_Problem description_
Retype each entry below exactly as it stands.

_Extracted records_

================

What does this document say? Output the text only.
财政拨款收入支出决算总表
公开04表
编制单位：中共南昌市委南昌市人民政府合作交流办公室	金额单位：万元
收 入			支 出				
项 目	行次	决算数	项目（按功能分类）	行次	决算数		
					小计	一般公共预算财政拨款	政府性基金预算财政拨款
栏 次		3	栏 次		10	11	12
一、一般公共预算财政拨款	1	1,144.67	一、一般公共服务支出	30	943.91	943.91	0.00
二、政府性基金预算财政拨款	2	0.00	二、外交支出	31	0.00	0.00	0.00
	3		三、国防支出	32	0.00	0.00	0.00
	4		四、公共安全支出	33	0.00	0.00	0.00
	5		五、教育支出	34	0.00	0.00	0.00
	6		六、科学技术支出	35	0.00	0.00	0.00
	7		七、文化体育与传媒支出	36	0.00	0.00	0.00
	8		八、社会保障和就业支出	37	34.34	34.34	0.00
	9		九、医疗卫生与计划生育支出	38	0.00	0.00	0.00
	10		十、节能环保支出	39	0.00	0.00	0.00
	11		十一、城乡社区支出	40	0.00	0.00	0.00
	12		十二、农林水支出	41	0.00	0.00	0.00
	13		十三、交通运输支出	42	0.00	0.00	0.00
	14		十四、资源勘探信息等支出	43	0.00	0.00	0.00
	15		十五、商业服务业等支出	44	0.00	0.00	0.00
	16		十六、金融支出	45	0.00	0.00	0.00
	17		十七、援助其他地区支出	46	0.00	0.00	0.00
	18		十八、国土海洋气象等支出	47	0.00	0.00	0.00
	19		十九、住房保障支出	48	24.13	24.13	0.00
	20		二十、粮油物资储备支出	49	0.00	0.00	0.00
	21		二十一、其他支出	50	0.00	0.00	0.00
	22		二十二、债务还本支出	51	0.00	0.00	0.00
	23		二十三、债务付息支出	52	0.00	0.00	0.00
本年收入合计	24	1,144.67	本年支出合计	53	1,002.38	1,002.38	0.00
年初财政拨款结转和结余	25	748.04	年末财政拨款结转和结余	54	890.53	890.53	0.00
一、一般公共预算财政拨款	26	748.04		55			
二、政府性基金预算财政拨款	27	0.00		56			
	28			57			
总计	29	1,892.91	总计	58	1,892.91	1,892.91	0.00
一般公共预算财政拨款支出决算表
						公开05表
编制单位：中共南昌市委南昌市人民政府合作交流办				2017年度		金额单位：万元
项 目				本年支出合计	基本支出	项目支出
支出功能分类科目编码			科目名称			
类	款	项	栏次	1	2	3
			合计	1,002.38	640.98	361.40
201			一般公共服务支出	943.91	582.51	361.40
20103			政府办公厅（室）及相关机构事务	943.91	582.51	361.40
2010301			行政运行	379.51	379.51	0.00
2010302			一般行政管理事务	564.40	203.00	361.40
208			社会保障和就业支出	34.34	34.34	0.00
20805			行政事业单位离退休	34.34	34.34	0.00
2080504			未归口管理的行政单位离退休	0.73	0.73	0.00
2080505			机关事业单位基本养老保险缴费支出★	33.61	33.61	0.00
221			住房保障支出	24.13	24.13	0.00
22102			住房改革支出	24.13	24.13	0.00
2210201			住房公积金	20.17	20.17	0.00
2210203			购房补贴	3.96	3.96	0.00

================

_Full answer_
What does this document say? Output the text only.
财政拨款收入支出决算总表
公开04表
编制单位：中共南昌市委南昌市人民政府合作交流办公室	金额单位：万元
收 入			支 出				
项 目	行次	决算数	项目（按功能分类）	行次	决算数		
					小计	一般公共预算财政拨款	政府性基金预算财政拨款
栏 次		3	栏 次		10	11	12
一、一般公共预算财政拨款	1	1,144.67	一、一般公共服务支出	30	943.91	943.91	0.00
二、政府性基金预算财政拨款	2	0.00	二、外交支出	31	0.00	0.00	0.00
	3		三、国防支出	32	0.00	0.00	0.00
	4		四、公共安全支出	33	0.00	0.00	0.00
	5		五、教育支出	34	0.00	0.00	0.00
	6		六、科学技术支出	35	0.00	0.00	0.00
	7		七、文化体育与传媒支出	36	0.00	0.00	0.00
	8		八、社会保障和就业支出	37	34.34	34.34	0.00
	9		九、医疗卫生与计划生育支出	38	0.00	0.00	0.00
	10		十、节能环保支出	39	0.00	0.00	0.00
	11		十一、城乡社区支出	40	0.00	0.00	0.00
	12		十二、农林水支出	41	0.00	0.00	0.00
	13		十三、交通运输支出	42	0.00	0.00	0.00
	14		十四、资源勘探信息等支出	43	0.00	0.00	0.00
	15		十五、商业服务业等支出	44	0.00	0.00	0.00
	16		十六、金融支出	45	0.00	0.00	0.00
	17		十七、援助其他地区支出	46	0.00	0.00	0.00
	18		十八、国土海洋气象等支出	47	0.00	0.00	0.00
	19		十九、住房保障支出	48	24.13	24.13	0.00
	20		二十、粮油物资储备支出	49	0.00	0.00	0.00
	21		二十一、其他支出	50	0.00	0.00	0.00
	22		二十二、债务还本支出	51	0.00	0.00	0.00
	23		二十三、债务付息支出	52	0.00	0.00	0.00
本年收入合计	24	1,144.67	本年支出合计	53	1,002.38	1,002.38	0.00
年初财政拨款结转和结余	25	748.04	年末财政拨款结转和结余	54	890.53	890.53	0.00
一、一般公共预算财政拨款	26	748.04		55			
二、政府性基金预算财政拨款	27	0.00		56			
	28			57			
总计	29	1,892.91	总计	58	1,892.91	1,892.91	0.00
一般公共预算财政拨款支出决算表
						公开05表
编制单位：中共南昌市委南昌市人民政府合作交流办				2017年度		金额单位：万元
项 目				本年支出合计	基本支出	项目支出
支出功能分类科目编码			科目名称			
类	款	项	栏次	1	2	3
			合计	1,002.38	640.98	361.40
201			一般公共服务支出	943.91	582.51	361.40
20103			政府办公厅（室）及相关机构事务	943.91	582.51	361.40
2010301			行政运行	379.51	379.51	0.00
2010302			一般行政管理事务	564.40	203.00	361.40
208			社会保障和就业支出	34.34	34.34	0.00
20805			行政事业单位离退休	34.34	34.34	0.00
2080504			未归口管理的行政单位离退休	0.73	0.73	0.00
2080505			机关事业单位基本养老保险缴费支出★	33.61	33.61	0.00
221			住房保障支出	24.13	24.13	0.00
22102			住房改革支出	24.13	24.13	0.00
2210201			住房公积金	20.17	20.17	0.00
2210203			购房补贴	3.96	3.96	0.00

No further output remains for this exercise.